EXERCISE 1. In the text about Borussia Dortmund's 2024–25 season, what league position did the club finish in under Niko Kovač?
EXERCISE 2.
Based on the text about Borussia Dortmund's 2024–25 season, say whether each statement agrees with it. Answer yes or no, and quote the deciding words.
(a) Marco Reus and Mats Hummels both left when their contracts ended.
(b) The club announced Edin Terzić's departure on 22 January.
(c) The 2024–25 season was the club's 49th consecutive season in Germany's top flight.
EXERCISE 3. List every person named in the text about Borussia Dortmund's 2024–25 season.

───── READING TEXT ─────

The 2024–25 season was the 116th season in the existence of Borussia Dortmund, and the club's 49th consecutive season in the top flight of German football. In addition to the domestic league, the club also competed in the DFB-Pokal, the UEFA Champions League, and the newly expanded FIFA Club World Cup for the first time.

This season was the first since 2011–12 without midfielder and former club captain Marco Reus, and the first since 2018–19 without defender and former club captain Mats Hummels, who both departed after the end of their contracts, marking the first Borussia Dortmund season since 2006–07 without either of the two at the club.

== Summary ==
On 13 June, Dortmund announced the departure of coach Edin Terzić after spending two seasons in his second spell with the club.

On 22 January, Sebastian Kehl and CEO Lars Ricken announced Nuri Şahin would leave the club with immediate effect, after suffering 4 straight defeats in the first 4 games of 2025.

Niko Kovač, who was appointed on 2 February, led the club from eleventh place to a fourth-placed finish, securing qualification to the 2025–26 UEFA Champions League.

───── INFORMATION SHOWN ─────

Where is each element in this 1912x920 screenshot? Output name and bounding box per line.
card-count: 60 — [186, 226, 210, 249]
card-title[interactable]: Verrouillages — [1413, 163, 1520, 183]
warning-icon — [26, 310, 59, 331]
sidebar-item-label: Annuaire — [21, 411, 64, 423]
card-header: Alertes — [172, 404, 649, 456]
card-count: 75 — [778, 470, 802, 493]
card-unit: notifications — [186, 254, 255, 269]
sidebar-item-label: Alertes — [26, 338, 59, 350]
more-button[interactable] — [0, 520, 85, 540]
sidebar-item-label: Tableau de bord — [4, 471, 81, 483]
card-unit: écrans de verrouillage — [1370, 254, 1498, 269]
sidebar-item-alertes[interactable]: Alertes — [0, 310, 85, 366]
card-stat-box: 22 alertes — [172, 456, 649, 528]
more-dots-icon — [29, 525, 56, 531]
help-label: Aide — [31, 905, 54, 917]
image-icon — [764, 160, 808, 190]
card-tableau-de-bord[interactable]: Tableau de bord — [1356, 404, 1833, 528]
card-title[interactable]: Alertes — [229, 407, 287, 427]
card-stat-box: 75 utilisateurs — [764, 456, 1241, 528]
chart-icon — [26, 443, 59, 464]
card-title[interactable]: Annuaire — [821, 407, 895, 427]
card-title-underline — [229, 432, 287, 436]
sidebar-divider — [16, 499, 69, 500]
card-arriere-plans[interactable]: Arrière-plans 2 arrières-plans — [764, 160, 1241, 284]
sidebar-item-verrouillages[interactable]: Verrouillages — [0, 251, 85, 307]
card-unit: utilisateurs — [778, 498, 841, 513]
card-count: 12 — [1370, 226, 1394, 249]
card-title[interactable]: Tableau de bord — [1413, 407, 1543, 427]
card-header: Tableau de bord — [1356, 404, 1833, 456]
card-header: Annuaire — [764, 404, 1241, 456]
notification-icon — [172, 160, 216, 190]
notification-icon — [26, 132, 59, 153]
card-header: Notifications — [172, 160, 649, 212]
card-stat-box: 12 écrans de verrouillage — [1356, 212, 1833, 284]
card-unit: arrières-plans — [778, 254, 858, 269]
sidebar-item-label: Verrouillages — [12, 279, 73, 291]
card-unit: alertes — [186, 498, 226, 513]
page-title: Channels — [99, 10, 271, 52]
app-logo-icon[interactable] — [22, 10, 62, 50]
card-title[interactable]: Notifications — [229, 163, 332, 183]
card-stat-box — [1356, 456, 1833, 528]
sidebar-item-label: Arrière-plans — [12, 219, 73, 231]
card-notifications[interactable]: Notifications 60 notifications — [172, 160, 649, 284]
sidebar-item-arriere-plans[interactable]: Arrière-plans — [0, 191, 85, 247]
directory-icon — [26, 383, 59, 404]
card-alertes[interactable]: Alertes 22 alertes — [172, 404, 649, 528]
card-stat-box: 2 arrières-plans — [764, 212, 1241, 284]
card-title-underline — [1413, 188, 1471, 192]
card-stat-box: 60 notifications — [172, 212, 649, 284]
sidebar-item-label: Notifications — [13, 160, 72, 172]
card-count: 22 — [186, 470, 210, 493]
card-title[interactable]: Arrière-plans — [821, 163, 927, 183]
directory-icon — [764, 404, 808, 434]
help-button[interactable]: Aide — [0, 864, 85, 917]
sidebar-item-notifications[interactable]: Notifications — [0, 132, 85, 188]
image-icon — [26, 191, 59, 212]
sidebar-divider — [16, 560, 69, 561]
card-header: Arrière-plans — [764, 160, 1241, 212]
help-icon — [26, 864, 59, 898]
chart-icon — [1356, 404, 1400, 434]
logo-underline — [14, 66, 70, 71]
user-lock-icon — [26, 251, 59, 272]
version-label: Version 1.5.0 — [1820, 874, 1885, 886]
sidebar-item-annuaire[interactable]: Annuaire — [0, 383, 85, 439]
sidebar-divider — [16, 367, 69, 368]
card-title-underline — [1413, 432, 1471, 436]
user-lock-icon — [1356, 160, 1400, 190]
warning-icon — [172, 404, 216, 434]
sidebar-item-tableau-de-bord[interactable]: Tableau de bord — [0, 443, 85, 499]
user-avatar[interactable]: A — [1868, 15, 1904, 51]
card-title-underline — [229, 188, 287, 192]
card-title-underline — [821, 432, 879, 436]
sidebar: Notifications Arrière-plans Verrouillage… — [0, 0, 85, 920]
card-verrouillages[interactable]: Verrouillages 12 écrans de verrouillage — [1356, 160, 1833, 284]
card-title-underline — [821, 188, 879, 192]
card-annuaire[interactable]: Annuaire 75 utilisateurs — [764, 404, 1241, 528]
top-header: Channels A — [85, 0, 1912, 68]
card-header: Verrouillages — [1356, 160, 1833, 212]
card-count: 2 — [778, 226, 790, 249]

─────

EXERCISE RESULT 1. Fourth place.

EXERCISE RESULT 2.
(a) Yes: "who both departed after the end of their contracts"
(b) No: "On 13 June, Dortmund announced the departure of coach Edin Terzić"
(c) Yes: "the club's 49th consecutive season in the top flight of German football"

EXERCISE RESULT 3. Marco Reus, Mats Hummels, Edin Terzić, Sebastian Kehl, Lars Ricken, Nuri Şahin, Niko Kovač